Stored records:
====
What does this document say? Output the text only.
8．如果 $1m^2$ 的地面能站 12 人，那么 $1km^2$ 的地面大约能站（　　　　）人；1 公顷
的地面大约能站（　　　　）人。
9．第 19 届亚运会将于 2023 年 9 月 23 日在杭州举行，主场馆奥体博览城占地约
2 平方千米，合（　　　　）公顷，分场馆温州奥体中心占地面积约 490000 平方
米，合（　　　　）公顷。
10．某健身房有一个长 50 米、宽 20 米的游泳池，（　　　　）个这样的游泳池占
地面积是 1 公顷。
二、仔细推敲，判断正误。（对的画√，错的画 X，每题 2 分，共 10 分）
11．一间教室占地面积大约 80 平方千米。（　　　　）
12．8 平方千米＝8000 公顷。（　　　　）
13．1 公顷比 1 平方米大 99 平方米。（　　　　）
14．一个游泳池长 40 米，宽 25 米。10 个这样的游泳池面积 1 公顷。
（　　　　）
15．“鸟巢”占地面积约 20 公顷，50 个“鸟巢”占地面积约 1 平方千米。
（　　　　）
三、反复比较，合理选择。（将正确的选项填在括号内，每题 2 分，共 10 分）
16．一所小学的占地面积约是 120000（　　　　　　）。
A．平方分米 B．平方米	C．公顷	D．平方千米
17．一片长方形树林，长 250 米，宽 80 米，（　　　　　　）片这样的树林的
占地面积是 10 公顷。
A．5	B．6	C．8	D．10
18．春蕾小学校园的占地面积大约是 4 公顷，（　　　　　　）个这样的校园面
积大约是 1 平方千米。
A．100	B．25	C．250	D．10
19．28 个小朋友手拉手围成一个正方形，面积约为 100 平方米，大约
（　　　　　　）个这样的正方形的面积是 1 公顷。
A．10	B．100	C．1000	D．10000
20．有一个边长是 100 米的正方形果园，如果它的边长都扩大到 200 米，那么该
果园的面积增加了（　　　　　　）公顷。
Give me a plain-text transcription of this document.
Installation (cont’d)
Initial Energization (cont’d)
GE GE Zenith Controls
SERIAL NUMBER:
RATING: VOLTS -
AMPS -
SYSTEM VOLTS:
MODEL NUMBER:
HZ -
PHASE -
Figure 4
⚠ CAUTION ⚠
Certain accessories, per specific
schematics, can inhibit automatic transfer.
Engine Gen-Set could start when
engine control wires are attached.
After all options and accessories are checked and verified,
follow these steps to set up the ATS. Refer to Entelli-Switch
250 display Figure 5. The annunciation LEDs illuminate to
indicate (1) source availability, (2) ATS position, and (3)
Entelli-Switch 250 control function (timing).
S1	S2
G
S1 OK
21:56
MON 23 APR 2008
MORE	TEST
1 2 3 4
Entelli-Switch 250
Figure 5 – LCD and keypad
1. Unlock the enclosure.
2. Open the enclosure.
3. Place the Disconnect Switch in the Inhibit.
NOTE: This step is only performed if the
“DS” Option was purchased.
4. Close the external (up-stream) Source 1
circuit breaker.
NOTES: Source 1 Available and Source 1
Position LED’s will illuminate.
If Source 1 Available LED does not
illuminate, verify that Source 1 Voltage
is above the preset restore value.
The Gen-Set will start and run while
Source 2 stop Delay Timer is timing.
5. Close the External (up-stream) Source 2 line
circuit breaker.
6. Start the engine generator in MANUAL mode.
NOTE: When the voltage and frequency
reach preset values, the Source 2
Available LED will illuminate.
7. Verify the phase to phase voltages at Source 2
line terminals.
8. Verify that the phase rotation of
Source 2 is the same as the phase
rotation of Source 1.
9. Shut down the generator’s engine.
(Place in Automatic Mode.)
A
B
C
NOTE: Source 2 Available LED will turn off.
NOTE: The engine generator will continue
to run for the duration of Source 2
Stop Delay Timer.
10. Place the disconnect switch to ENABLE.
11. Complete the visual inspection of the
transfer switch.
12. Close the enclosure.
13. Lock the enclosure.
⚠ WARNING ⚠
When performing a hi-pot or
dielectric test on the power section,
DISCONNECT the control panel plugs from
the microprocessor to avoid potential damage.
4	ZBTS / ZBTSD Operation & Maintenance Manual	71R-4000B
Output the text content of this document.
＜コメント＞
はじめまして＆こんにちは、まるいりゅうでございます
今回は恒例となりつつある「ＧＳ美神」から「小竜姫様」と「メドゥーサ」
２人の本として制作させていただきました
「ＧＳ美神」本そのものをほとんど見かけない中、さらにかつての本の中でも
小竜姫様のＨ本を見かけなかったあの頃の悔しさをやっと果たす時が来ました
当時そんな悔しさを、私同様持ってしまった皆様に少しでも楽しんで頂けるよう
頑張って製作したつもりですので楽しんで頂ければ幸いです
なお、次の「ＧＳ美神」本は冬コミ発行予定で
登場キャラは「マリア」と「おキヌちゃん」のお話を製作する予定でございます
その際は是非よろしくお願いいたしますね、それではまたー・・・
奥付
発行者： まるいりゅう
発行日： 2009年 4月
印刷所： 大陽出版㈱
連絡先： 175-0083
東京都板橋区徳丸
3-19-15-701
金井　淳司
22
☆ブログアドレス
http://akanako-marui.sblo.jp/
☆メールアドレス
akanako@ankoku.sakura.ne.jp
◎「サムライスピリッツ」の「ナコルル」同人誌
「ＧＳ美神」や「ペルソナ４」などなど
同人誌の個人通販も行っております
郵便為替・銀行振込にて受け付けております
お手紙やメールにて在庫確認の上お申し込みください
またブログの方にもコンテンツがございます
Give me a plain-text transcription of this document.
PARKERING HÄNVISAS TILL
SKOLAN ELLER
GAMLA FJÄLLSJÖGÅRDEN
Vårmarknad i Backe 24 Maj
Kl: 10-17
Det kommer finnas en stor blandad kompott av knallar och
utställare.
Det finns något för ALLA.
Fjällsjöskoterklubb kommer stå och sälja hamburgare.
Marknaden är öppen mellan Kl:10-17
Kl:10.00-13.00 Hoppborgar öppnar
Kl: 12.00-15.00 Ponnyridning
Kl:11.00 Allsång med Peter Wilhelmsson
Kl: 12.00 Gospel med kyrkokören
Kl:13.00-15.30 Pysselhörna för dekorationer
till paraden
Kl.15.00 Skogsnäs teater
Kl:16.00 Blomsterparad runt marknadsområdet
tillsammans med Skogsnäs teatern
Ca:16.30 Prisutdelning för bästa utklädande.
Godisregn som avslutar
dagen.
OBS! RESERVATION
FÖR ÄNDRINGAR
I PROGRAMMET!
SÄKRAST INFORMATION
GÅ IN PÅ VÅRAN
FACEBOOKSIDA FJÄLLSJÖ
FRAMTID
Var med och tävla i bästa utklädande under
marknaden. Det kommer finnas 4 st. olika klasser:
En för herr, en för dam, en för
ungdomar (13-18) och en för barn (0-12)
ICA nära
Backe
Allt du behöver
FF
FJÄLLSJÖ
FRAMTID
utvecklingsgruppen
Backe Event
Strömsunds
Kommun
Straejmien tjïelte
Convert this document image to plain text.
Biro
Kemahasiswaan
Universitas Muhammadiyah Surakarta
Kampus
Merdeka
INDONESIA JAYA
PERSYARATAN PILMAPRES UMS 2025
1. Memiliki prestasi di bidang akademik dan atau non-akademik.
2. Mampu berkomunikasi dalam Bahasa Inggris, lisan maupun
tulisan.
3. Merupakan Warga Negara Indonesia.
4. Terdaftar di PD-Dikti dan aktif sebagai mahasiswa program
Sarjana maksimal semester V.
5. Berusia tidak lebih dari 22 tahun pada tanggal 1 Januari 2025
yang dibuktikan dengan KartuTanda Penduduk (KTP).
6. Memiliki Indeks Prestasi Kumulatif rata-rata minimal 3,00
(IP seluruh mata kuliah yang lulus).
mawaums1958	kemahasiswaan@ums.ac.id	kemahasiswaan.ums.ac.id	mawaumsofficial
====
Objective:
Above are some records; repeat all of them exactly.

Problem solution:
What does this document say? Output the text only.
8．如果 $1m^2$ 的地面能站 12 人，那么 $1km^2$ 的地面大约能站（　　　　）人；1 公顷
的地面大约能站（　　　　）人。
9．第 19 届亚运会将于 2023 年 9 月 23 日在杭州举行，主场馆奥体博览城占地约
2 平方千米，合（　　　　）公顷，分场馆温州奥体中心占地面积约 490000 平方
米，合（　　　　）公顷。
10．某健身房有一个长 50 米、宽 20 米的游泳池，（　　　　）个这样的游泳池占
地面积是 1 公顷。
二、仔细推敲，判断正误。（对的画√，错的画 X，每题 2 分，共 10 分）
11．一间教室占地面积大约 80 平方千米。（　　　　）
12．8 平方千米＝8000 公顷。（　　　　）
13．1 公顷比 1 平方米大 99 平方米。（　　　　）
14．一个游泳池长 40 米，宽 25 米。10 个这样的游泳池面积 1 公顷。
（　　　　）
15．“鸟巢”占地面积约 20 公顷，50 个“鸟巢”占地面积约 1 平方千米。
（　　　　）
三、反复比较，合理选择。（将正确的选项填在括号内，每题 2 分，共 10 分）
16．一所小学的占地面积约是 120000（　　　　　　）。
A．平方分米 B．平方米	C．公顷	D．平方千米
17．一片长方形树林，长 250 米，宽 80 米，（　　　　　　）片这样的树林的
占地面积是 10 公顷。
A．5	B．6	C．8	D．10
18．春蕾小学校园的占地面积大约是 4 公顷，（　　　　　　）个这样的校园面
积大约是 1 平方千米。
A．100	B．25	C．250	D．10
19．28 个小朋友手拉手围成一个正方形，面积约为 100 平方米，大约
（　　　　　　）个这样的正方形的面积是 1 公顷。
A．10	B．100	C．1000	D．10000
20．有一个边长是 100 米的正方形果园，如果它的边长都扩大到 200 米，那么该
果园的面积增加了（　　　　　　）公顷。
Give me a plain-text transcription of this document.
Installation (cont’d)
Initial Energization (cont’d)
GE GE Zenith Controls
SERIAL NUMBER:
RATING: VOLTS -
AMPS -
SYSTEM VOLTS:
MODEL NUMBER:
HZ -
PHASE -
Figure 4
⚠ CAUTION ⚠
Certain accessories, per specific
schematics, can inhibit automatic transfer.
Engine Gen-Set could start when
engine control wires are attached.
After all options and accessories are checked and verified,
follow these steps to set up the ATS. Refer to Entelli-Switch
250 display Figure 5. The annunciation LEDs illuminate to
indicate (1) source availability, (2) ATS position, and (3)
Entelli-Switch 250 control function (timing).
S1	S2
G
S1 OK
21:56
MON 23 APR 2008
MORE	TEST
1 2 3 4
Entelli-Switch 250
Figure 5 – LCD and keypad
1. Unlock the enclosure.
2. Open the enclosure.
3. Place the Disconnect Switch in the Inhibit.
NOTE: This step is only performed if the
“DS” Option was purchased.
4. Close the external (up-stream) Source 1
circuit breaker.
NOTES: Source 1 Available and Source 1
Position LED’s will illuminate.
If Source 1 Available LED does not
illuminate, verify that Source 1 Voltage
is above the preset restore value.
The Gen-Set will start and run while
Source 2 stop Delay Timer is timing.
5. Close the External (up-stream) Source 2 line
circuit breaker.
6. Start the engine generator in MANUAL mode.
NOTE: When the voltage and frequency
reach preset values, the Source 2
Available LED will illuminate.
7. Verify the phase to phase voltages at Source 2
line terminals.
8. Verify that the phase rotation of
Source 2 is the same as the phase
rotation of Source 1.
9. Shut down the generator’s engine.
(Place in Automatic Mode.)
A
B
C
NOTE: Source 2 Available LED will turn off.
NOTE: The engine generator will continue
to run for the duration of Source 2
Stop Delay Timer.
10. Place the disconnect switch to ENABLE.
11. Complete the visual inspection of the
transfer switch.
12. Close the enclosure.
13. Lock the enclosure.
⚠ WARNING ⚠
When performing a hi-pot or
dielectric test on the power section,
DISCONNECT the control panel plugs from
the microprocessor to avoid potential damage.
4	ZBTS / ZBTSD Operation & Maintenance Manual	71R-4000B
Output the text content of this document.
＜コメント＞
はじめまして＆こんにちは、まるいりゅうでございます
今回は恒例となりつつある「ＧＳ美神」から「小竜姫様」と「メドゥーサ」
２人の本として制作させていただきました
「ＧＳ美神」本そのものをほとんど見かけない中、さらにかつての本の中でも
小竜姫様のＨ本を見かけなかったあの頃の悔しさをやっと果たす時が来ました
当時そんな悔しさを、私同様持ってしまった皆様に少しでも楽しんで頂けるよう
頑張って製作したつもりですので楽しんで頂ければ幸いです
なお、次の「ＧＳ美神」本は冬コミ発行予定で
登場キャラは「マリア」と「おキヌちゃん」のお話を製作する予定でございます
その際は是非よろしくお願いいたしますね、それではまたー・・・
奥付
発行者： まるいりゅう
発行日： 2009年 4月
印刷所： 大陽出版㈱
連絡先： 175-0083
東京都板橋区徳丸
3-19-15-701
金井　淳司
22
☆ブログアドレス
http://akanako-marui.sblo.jp/
☆メールアドレス
akanako@ankoku.sakura.ne.jp
◎「サムライスピリッツ」の「ナコルル」同人誌
「ＧＳ美神」や「ペルソナ４」などなど
同人誌の個人通販も行っております
郵便為替・銀行振込にて受け付けております
お手紙やメールにて在庫確認の上お申し込みください
またブログの方にもコンテンツがございます
Give me a plain-text transcription of this document.
PARKERING HÄNVISAS TILL
SKOLAN ELLER
GAMLA FJÄLLSJÖGÅRDEN
Vårmarknad i Backe 24 Maj
Kl: 10-17
Det kommer finnas en stor blandad kompott av knallar och
utställare.
Det finns något för ALLA.
Fjällsjöskoterklubb kommer stå och sälja hamburgare.
Marknaden är öppen mellan Kl:10-17
Kl:10.00-13.00 Hoppborgar öppnar
Kl: 12.00-15.00 Ponnyridning
Kl:11.00 Allsång med Peter Wilhelmsson
Kl: 12.00 Gospel med kyrkokören
Kl:13.00-15.30 Pysselhörna för dekorationer
till paraden
Kl.15.00 Skogsnäs teater
Kl:16.00 Blomsterparad runt marknadsområdet
tillsammans med Skogsnäs teatern
Ca:16.30 Prisutdelning för bästa utklädande.
Godisregn som avslutar
dagen.
OBS! RESERVATION
FÖR ÄNDRINGAR
I PROGRAMMET!
SÄKRAST INFORMATION
GÅ IN PÅ VÅRAN
FACEBOOKSIDA FJÄLLSJÖ
FRAMTID
Var med och tävla i bästa utklädande under
marknaden. Det kommer finnas 4 st. olika klasser:
En för herr, en för dam, en för
ungdomar (13-18) och en för barn (0-12)
ICA nära
Backe
Allt du behöver
FF
FJÄLLSJÖ
FRAMTID
utvecklingsgruppen
Backe Event
Strömsunds
Kommun
Straejmien tjïelte
Convert this document image to plain text.
Biro
Kemahasiswaan
Universitas Muhammadiyah Surakarta
Kampus
Merdeka
INDONESIA JAYA
PERSYARATAN PILMAPRES UMS 2025
1. Memiliki prestasi di bidang akademik dan atau non-akademik.
2. Mampu berkomunikasi dalam Bahasa Inggris, lisan maupun
tulisan.
3. Merupakan Warga Negara Indonesia.
4. Terdaftar di PD-Dikti dan aktif sebagai mahasiswa program
Sarjana maksimal semester V.
5. Berusia tidak lebih dari 22 tahun pada tanggal 1 Januari 2025
yang dibuktikan dengan KartuTanda Penduduk (KTP).
6. Memiliki Indeks Prestasi Kumulatif rata-rata minimal 3,00
(IP seluruh mata kuliah yang lulus).
mawaums1958	kemahasiswaan@ums.ac.id	kemahasiswaan.ums.ac.id	mawaumsofficial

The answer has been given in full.